BEGIN Dataset records

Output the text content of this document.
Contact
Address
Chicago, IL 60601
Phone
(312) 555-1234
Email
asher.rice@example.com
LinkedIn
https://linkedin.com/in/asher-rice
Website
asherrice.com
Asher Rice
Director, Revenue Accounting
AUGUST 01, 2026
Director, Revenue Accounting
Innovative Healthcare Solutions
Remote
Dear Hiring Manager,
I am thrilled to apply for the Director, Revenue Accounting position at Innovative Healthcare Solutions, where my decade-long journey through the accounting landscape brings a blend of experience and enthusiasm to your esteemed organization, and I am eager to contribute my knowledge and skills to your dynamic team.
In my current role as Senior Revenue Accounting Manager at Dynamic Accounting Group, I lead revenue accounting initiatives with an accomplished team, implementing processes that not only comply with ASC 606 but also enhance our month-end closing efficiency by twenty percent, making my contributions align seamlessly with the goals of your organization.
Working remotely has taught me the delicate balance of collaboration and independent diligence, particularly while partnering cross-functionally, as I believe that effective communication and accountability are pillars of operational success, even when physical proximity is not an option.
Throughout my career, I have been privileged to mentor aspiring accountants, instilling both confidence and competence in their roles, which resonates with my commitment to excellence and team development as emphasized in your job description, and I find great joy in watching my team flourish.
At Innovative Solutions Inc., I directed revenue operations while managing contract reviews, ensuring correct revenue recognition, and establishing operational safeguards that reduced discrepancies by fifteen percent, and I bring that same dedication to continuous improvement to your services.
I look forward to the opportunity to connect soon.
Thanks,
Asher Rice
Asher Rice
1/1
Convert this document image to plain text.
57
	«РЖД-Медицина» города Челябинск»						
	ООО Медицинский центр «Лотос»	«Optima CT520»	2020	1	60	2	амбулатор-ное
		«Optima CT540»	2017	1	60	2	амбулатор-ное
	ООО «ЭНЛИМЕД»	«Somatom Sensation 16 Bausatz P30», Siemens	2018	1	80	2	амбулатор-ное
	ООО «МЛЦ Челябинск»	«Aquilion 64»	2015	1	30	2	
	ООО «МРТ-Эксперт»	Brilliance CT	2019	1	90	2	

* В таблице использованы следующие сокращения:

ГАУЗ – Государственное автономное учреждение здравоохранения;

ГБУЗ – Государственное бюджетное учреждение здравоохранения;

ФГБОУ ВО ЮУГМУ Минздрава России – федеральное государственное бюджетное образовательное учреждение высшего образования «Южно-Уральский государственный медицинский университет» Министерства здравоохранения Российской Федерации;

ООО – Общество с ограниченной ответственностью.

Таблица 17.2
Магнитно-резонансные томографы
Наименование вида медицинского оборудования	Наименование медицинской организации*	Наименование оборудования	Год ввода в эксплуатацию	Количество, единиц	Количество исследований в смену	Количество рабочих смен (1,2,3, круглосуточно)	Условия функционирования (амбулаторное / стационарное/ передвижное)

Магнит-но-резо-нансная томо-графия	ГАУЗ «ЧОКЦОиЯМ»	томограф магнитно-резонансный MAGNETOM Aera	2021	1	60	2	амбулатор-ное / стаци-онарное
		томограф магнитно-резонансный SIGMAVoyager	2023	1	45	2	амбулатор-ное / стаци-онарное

END Dataset records
BEGIN Dataset records

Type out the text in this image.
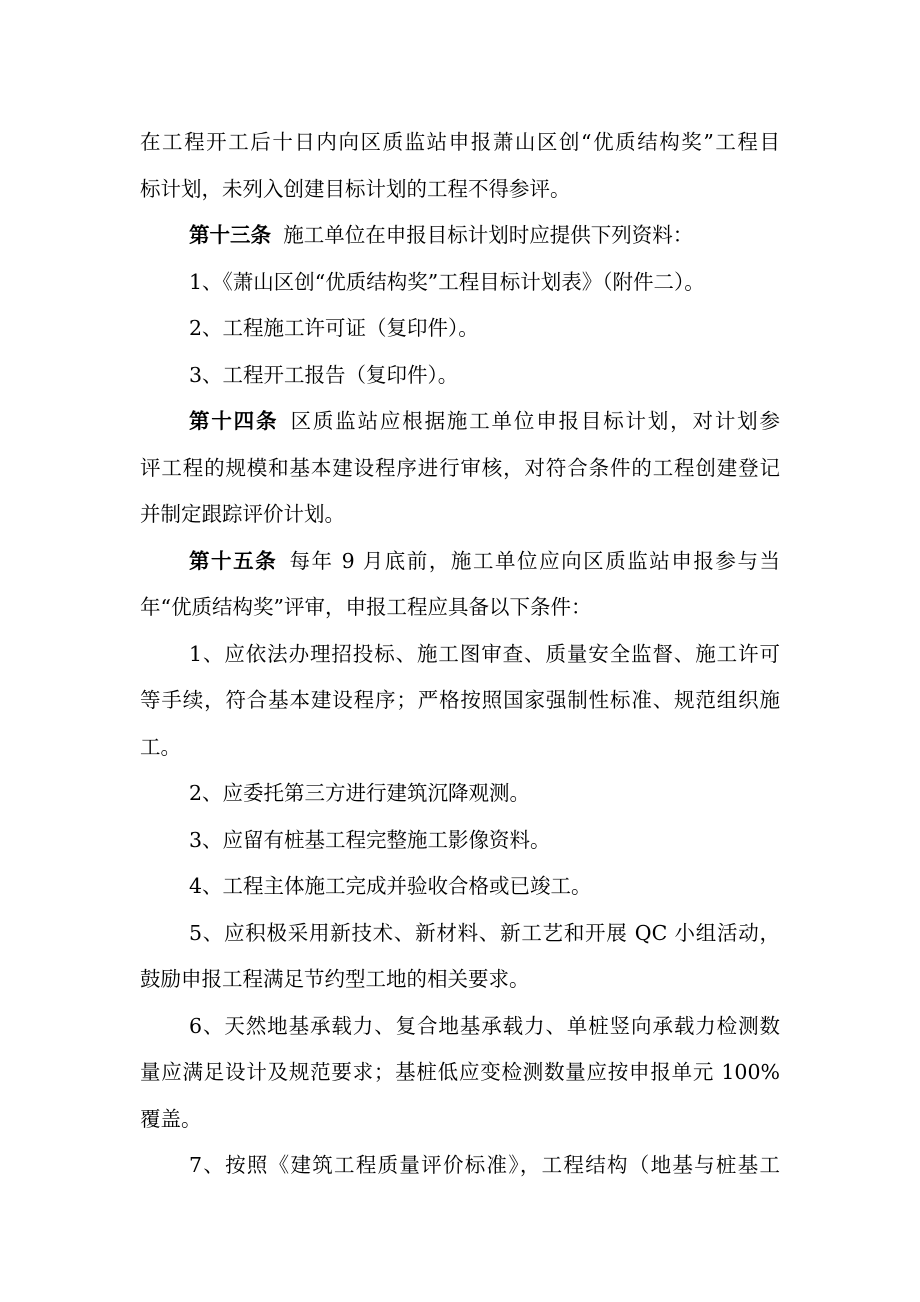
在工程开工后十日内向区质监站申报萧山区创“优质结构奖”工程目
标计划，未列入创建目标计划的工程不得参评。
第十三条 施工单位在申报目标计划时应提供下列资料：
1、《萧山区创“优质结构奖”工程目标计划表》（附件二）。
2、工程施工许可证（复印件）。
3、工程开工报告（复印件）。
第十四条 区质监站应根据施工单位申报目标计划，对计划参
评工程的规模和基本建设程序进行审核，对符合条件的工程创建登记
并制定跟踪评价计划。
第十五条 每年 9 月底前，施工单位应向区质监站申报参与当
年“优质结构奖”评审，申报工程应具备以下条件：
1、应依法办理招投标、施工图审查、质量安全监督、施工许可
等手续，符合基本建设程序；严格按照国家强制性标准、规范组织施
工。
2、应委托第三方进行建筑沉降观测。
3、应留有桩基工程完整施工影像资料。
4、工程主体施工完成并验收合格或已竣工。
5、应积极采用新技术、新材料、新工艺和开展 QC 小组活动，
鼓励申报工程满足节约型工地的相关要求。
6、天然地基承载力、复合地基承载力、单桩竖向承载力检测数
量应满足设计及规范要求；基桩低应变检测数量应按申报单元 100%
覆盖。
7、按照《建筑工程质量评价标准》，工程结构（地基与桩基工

END Dataset records
BEGIN Dataset records

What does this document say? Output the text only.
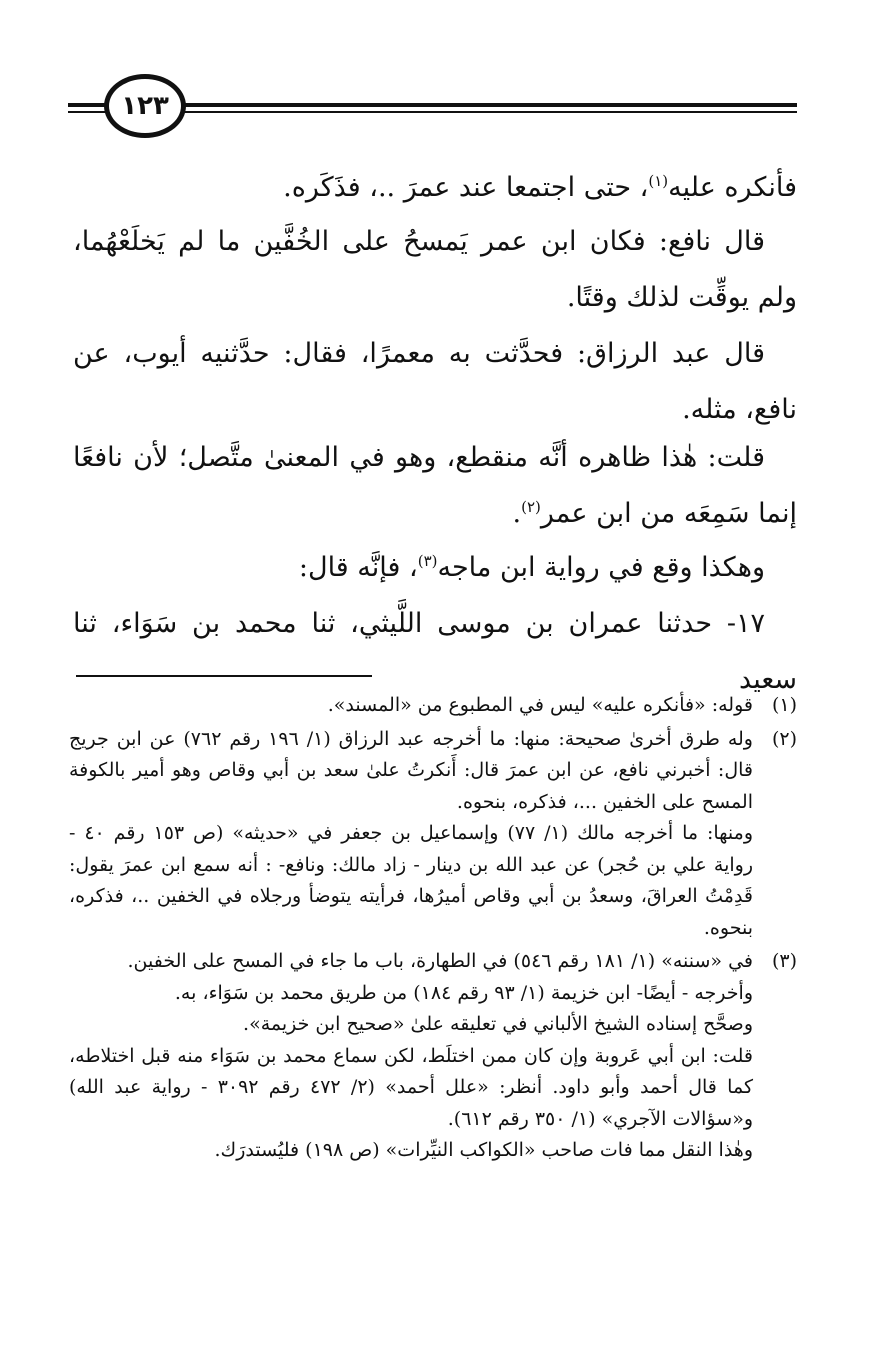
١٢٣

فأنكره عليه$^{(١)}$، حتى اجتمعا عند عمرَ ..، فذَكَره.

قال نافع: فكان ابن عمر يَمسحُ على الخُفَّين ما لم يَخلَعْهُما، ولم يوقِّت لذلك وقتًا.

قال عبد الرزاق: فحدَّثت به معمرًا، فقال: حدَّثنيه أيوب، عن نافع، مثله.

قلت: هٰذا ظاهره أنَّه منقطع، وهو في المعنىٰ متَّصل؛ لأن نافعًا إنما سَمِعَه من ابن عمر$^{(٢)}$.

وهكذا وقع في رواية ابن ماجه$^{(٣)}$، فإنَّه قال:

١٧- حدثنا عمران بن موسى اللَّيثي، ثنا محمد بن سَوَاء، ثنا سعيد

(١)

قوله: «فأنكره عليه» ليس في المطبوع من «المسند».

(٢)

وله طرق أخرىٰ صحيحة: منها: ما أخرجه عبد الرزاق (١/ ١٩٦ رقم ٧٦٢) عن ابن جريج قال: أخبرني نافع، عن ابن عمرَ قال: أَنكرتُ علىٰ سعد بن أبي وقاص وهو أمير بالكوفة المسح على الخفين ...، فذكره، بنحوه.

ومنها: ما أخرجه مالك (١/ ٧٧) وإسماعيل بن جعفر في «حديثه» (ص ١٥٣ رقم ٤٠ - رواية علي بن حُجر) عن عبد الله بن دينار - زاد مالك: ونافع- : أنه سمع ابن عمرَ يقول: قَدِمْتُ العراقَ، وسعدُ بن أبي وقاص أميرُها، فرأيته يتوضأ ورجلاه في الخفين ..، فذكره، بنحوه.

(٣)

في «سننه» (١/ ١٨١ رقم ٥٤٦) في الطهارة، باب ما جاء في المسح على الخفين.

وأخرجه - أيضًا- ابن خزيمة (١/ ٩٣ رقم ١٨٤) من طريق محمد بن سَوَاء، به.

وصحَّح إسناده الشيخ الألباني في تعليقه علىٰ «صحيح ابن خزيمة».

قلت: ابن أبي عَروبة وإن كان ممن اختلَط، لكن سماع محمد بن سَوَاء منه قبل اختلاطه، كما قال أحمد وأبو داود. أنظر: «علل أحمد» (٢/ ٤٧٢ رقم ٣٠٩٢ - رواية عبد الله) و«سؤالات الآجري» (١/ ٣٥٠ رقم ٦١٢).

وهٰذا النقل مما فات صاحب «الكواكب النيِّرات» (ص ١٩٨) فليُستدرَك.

END Dataset records

## Your instructions
Examine the records and pull out every line where the string "Innovative" occurs.

## Expected answer
Innovative Healthcare Solutions
I am thrilled to apply for the Director, Revenue Accounting position at Innovative Healthcare Solutions, where my decade-long journey through the accounting landscape brings a blend of experience and enthusiasm to your esteemed organization, and I am eager to contribute my knowledge and skills to your dynamic team.
At Innovative Solutions Inc., I directed revenue operations while managing contract reviews, ensuring correct revenue recognition, and establishing operational safeguards that reduced discrepancies by fifteen percent, and I bring that same dedication to continuous improvement to your services.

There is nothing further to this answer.